Stated exercise: Check each line of the records below and collect those that include the word "name".

Exercise material:
★ ★ ★ ★ ★
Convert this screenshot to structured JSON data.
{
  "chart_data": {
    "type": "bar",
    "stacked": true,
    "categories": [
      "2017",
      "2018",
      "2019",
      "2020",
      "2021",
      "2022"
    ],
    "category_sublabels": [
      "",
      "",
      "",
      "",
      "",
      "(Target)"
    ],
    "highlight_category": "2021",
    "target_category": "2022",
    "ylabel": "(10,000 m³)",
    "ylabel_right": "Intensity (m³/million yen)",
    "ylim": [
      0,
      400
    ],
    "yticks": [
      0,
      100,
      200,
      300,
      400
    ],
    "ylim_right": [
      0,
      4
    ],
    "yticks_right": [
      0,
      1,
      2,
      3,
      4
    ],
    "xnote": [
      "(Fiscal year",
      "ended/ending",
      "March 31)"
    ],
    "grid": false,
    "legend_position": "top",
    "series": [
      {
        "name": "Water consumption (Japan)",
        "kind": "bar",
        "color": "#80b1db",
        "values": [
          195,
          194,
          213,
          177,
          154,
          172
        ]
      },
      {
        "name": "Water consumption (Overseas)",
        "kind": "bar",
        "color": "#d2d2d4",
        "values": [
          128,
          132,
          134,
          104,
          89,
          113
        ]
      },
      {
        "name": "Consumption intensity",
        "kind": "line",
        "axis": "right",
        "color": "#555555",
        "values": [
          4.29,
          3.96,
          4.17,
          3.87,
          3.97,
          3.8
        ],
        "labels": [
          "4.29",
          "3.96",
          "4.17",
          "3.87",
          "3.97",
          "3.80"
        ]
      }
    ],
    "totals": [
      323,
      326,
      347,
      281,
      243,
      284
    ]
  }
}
★ ★ ★ ★ ★
Solution to the problem:
        "name": "Water consumption (Japan)",
        "name": "Water consumption (Overseas)",
        "name": "Consumption intensity",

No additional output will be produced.